__What you have to do__.
In this exercise, reproduce all the entries that follow exactly.
** Begin **
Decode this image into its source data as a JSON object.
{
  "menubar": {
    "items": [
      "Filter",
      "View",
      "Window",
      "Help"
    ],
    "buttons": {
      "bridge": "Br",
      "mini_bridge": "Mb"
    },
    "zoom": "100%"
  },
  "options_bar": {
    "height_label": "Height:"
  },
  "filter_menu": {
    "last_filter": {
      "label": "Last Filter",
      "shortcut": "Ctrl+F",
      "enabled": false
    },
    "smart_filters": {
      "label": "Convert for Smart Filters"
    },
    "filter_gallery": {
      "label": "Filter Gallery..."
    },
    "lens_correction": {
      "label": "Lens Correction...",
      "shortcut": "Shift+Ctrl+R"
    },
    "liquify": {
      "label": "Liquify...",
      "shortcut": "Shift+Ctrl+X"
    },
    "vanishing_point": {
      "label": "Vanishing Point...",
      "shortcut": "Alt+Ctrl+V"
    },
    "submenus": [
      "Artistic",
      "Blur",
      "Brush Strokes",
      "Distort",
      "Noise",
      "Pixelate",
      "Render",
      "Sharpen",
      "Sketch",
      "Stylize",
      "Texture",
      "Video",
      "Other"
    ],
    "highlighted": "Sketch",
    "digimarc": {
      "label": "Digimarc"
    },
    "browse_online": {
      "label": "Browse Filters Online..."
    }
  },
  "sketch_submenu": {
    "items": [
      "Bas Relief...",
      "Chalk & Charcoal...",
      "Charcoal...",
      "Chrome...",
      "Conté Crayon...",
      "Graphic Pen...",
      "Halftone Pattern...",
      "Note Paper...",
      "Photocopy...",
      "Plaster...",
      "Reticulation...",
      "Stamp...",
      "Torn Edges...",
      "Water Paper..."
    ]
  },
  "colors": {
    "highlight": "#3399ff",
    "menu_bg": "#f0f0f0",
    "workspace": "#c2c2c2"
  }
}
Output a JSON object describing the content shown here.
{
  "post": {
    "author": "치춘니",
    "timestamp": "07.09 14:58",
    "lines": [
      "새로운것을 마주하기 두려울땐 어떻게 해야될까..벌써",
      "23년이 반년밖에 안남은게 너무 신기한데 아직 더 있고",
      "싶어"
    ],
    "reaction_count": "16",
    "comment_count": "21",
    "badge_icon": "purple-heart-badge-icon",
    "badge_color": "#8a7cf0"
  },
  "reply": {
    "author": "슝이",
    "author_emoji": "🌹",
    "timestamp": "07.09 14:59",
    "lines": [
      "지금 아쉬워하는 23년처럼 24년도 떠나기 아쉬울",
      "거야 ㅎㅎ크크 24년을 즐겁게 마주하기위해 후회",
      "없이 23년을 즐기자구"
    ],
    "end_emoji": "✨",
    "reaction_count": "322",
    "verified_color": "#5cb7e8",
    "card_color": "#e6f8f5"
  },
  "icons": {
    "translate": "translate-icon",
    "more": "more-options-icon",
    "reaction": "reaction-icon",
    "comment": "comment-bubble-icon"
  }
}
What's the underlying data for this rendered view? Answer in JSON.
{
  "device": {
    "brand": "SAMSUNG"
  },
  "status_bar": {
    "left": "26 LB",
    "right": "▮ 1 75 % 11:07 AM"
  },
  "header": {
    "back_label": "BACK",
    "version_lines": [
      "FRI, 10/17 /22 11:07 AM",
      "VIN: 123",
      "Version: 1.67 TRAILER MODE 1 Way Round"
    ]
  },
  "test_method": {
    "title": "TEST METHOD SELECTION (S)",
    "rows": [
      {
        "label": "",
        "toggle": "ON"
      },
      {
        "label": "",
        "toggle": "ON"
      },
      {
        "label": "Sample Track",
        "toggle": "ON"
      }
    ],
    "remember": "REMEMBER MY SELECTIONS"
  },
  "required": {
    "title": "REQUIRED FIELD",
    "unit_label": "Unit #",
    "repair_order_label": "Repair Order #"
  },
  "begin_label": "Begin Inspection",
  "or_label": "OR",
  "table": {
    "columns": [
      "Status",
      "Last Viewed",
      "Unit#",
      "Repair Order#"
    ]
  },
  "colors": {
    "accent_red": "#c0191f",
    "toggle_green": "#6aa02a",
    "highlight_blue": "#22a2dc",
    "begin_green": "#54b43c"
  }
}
** End **
__Answer in full__.
Decode this image into its source data as a JSON object.
{
  "menubar": {
    "items": [
      "Filter",
      "View",
      "Window",
      "Help"
    ],
    "buttons": {
      "bridge": "Br",
      "mini_bridge": "Mb"
    },
    "zoom": "100%"
  },
  "options_bar": {
    "height_label": "Height:"
  },
  "filter_menu": {
    "last_filter": {
      "label": "Last Filter",
      "shortcut": "Ctrl+F",
      "enabled": false
    },
    "smart_filters": {
      "label": "Convert for Smart Filters"
    },
    "filter_gallery": {
      "label": "Filter Gallery..."
    },
    "lens_correction": {
      "label": "Lens Correction...",
      "shortcut": "Shift+Ctrl+R"
    },
    "liquify": {
      "label": "Liquify...",
      "shortcut": "Shift+Ctrl+X"
    },
    "vanishing_point": {
      "label": "Vanishing Point...",
      "shortcut": "Alt+Ctrl+V"
    },
    "submenus": [
      "Artistic",
      "Blur",
      "Brush Strokes",
      "Distort",
      "Noise",
      "Pixelate",
      "Render",
      "Sharpen",
      "Sketch",
      "Stylize",
      "Texture",
      "Video",
      "Other"
    ],
    "highlighted": "Sketch",
    "digimarc": {
      "label": "Digimarc"
    },
    "browse_online": {
      "label": "Browse Filters Online..."
    }
  },
  "sketch_submenu": {
    "items": [
      "Bas Relief...",
      "Chalk & Charcoal...",
      "Charcoal...",
      "Chrome...",
      "Conté Crayon...",
      "Graphic Pen...",
      "Halftone Pattern...",
      "Note Paper...",
      "Photocopy...",
      "Plaster...",
      "Reticulation...",
      "Stamp...",
      "Torn Edges...",
      "Water Paper..."
    ]
  },
  "colors": {
    "highlight": "#3399ff",
    "menu_bg": "#f0f0f0",
    "workspace": "#c2c2c2"
  }
}
Output a JSON object describing the content shown here.
{
  "post": {
    "author": "치춘니",
    "timestamp": "07.09 14:58",
    "lines": [
      "새로운것을 마주하기 두려울땐 어떻게 해야될까..벌써",
      "23년이 반년밖에 안남은게 너무 신기한데 아직 더 있고",
      "싶어"
    ],
    "reaction_count": "16",
    "comment_count": "21",
    "badge_icon": "purple-heart-badge-icon",
    "badge_color": "#8a7cf0"
  },
  "reply": {
    "author": "슝이",
    "author_emoji": "🌹",
    "timestamp": "07.09 14:59",
    "lines": [
      "지금 아쉬워하는 23년처럼 24년도 떠나기 아쉬울",
      "거야 ㅎㅎ크크 24년을 즐겁게 마주하기위해 후회",
      "없이 23년을 즐기자구"
    ],
    "end_emoji": "✨",
    "reaction_count": "322",
    "verified_color": "#5cb7e8",
    "card_color": "#e6f8f5"
  },
  "icons": {
    "translate": "translate-icon",
    "more": "more-options-icon",
    "reaction": "reaction-icon",
    "comment": "comment-bubble-icon"
  }
}
What's the underlying data for this rendered view? Answer in JSON.
{
  "device": {
    "brand": "SAMSUNG"
  },
  "status_bar": {
    "left": "26 LB",
    "right": "▮ 1 75 % 11:07 AM"
  },
  "header": {
    "back_label": "BACK",
    "version_lines": [
      "FRI, 10/17 /22 11:07 AM",
      "VIN: 123",
      "Version: 1.67 TRAILER MODE 1 Way Round"
    ]
  },
  "test_method": {
    "title": "TEST METHOD SELECTION (S)",
    "rows": [
      {
        "label": "",
        "toggle": "ON"
      },
      {
        "label": "",
        "toggle": "ON"
      },
      {
        "label": "Sample Track",
        "toggle": "ON"
      }
    ],
    "remember": "REMEMBER MY SELECTIONS"
  },
  "required": {
    "title": "REQUIRED FIELD",
    "unit_label": "Unit #",
    "repair_order_label": "Repair Order #"
  },
  "begin_label": "Begin Inspection",
  "or_label": "OR",
  "table": {
    "columns": [
      "Status",
      "Last Viewed",
      "Unit#",
      "Repair Order#"
    ]
  },
  "colors": {
    "accent_red": "#c0191f",
    "toggle_green": "#6aa02a",
    "highlight_blue": "#22a2dc",
    "begin_green": "#54b43c"
  }
}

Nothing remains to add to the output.